[Lines of data]
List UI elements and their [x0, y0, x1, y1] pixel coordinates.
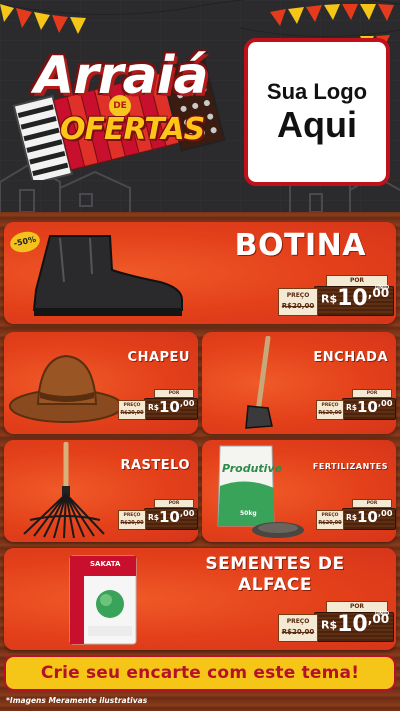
price-cents: ,00: [179, 398, 195, 408]
price-integer: 10: [357, 398, 378, 416]
seed-packet-brand: SAKATA: [90, 560, 121, 568]
currency-symbol: R$: [148, 403, 159, 412]
price-tag: POR PREÇO R$20,00 R$10,00: [116, 388, 198, 424]
hat-icon: [9, 354, 123, 423]
new-price: R$10,00: [148, 508, 195, 526]
product-name: SEMENTES DE ALFACE: [205, 554, 345, 595]
currency-symbol: R$: [321, 618, 338, 632]
old-price: R$20,00: [120, 410, 144, 416]
hoe-icon: [245, 336, 273, 429]
price-tag: POR PREÇO R$20,00 R$10,00: [116, 498, 198, 534]
price-integer: 10: [357, 508, 378, 526]
fertilizer-weight: 50kg: [240, 510, 257, 517]
price-preco-label: PREÇO: [286, 618, 310, 625]
rake-icon: [23, 442, 105, 538]
price-por-label: POR: [352, 389, 392, 398]
logo-subtitle: OFERTAS: [60, 112, 205, 147]
product-name: CHAPEU: [127, 350, 190, 365]
price-preco-label: PREÇO: [321, 513, 339, 518]
price-tag: POR PREÇO R$20,00 R$10,00: [314, 498, 396, 534]
disclaimer-text: *Imagens Meramente ilustrativas: [6, 696, 148, 705]
price-cents: ,00: [179, 508, 195, 518]
price-preco-label: PREÇO: [123, 513, 141, 518]
product-card-botina: BOTINA POR PREÇO R$20,00 R$10,00 UNID: [4, 222, 396, 324]
old-price-box: PREÇO R$20,00: [316, 510, 344, 530]
price-unit: UNID: [374, 611, 390, 617]
price-por-label: POR: [154, 389, 194, 398]
product-card-enchada: ENCHADA POR PREÇO R$20,00 R$10,00: [202, 332, 396, 434]
old-price: R$20,00: [318, 520, 342, 526]
currency-symbol: R$: [346, 403, 357, 412]
price-preco-label: PREÇO: [286, 292, 310, 299]
old-price-box: PREÇO R$20,00: [278, 614, 318, 642]
new-price: R$10,00: [148, 398, 195, 416]
old-price-box: PREÇO R$20,00: [278, 288, 318, 316]
product-card-fertilizantes: Produtive 50kg FERTILIZANTES POR PREÇO R…: [202, 440, 396, 542]
currency-symbol: R$: [321, 292, 338, 306]
fertilizer-bag-icon: [217, 445, 304, 538]
new-price: R$10,00 UNID: [321, 611, 390, 637]
product-name: RASTELO: [120, 458, 190, 473]
price-por-label: POR: [352, 499, 392, 508]
old-price-box: PREÇO R$20,00: [118, 400, 146, 420]
header: Arraiá DE OFERTAS Sua Logo Aqui: [0, 0, 400, 212]
price-tag: POR PREÇO R$20,00 R$10,00: [314, 388, 396, 424]
old-price: R$20,00: [120, 520, 144, 526]
currency-symbol: R$: [346, 513, 357, 522]
product-card-chapeu: CHAPEU POR PREÇO R$20,00 R$10,00: [4, 332, 198, 434]
brand-logo-line2: Aqui: [277, 104, 357, 146]
fertilizer-brand: Produtive: [222, 462, 283, 475]
new-price: R$10,00: [346, 508, 393, 526]
brand-logo-placeholder: Sua Logo Aqui: [244, 38, 390, 186]
product-name: ENCHADA: [313, 350, 388, 365]
price-cents: ,00: [377, 398, 393, 408]
old-price: R$20,00: [281, 628, 315, 636]
product-card-rastelo: RASTELO POR PREÇO R$20,00 R$10,00: [4, 440, 198, 542]
price-integer: 10: [159, 508, 180, 526]
price-por-label: POR: [154, 499, 194, 508]
old-price-box: PREÇO R$20,00: [316, 400, 344, 420]
price-tag: POR PREÇO R$20,00 R$10,00 UNID: [274, 272, 394, 320]
old-price: R$20,00: [281, 302, 315, 310]
old-price: R$20,00: [318, 410, 342, 416]
price-integer: 10: [337, 612, 368, 637]
price-unit: UNID: [374, 285, 390, 291]
price-cents: ,00: [377, 508, 393, 518]
price-preco-label: PREÇO: [321, 403, 339, 408]
cta-banner[interactable]: Crie seu encarte com este tema!: [4, 655, 396, 691]
currency-symbol: R$: [148, 513, 159, 522]
new-price: R$10,00 UNID: [321, 285, 390, 311]
price-tag: POR PREÇO R$20,00 R$10,00 UNID: [274, 598, 394, 646]
price-integer: 10: [337, 286, 368, 311]
product-card-sementes: SAKATA SEMENTES DE ALFACE POR PREÇO R$20…: [4, 548, 396, 650]
brand-logo-line1: Sua Logo: [266, 79, 368, 105]
boot-icon: [32, 235, 183, 316]
price-preco-label: PREÇO: [123, 403, 141, 408]
product-name: FERTILIZANTES: [312, 462, 388, 471]
price-integer: 10: [159, 398, 180, 416]
new-price: R$10,00: [346, 398, 393, 416]
product-name: BOTINA: [234, 228, 366, 263]
old-price-box: PREÇO R$20,00: [118, 510, 146, 530]
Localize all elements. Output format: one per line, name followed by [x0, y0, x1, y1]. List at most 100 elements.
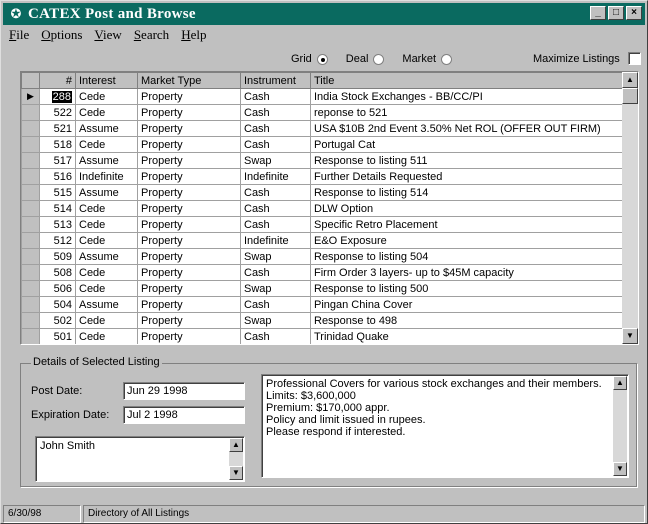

● **Written exercise**
Please transcribe the lines of data above, from the line containing "price-cents: ,00: [179, 398, 195, 408]" through the line containing "new-price: R$10,00: [148, 508, 195, 526]", inclusive, keeping each line unchanged.

● **Complete output**
price-cents: ,00: [179, 398, 195, 408]
price-integer: 10: [357, 398, 378, 416]
seed-packet-brand: SAKATA: [90, 560, 121, 568]
currency-symbol: R$: [148, 403, 159, 412]
price-tag: POR PREÇO R$20,00 R$10,00: [116, 388, 198, 424]
hat-icon: [9, 354, 123, 423]
new-price: R$10,00: [148, 508, 195, 526]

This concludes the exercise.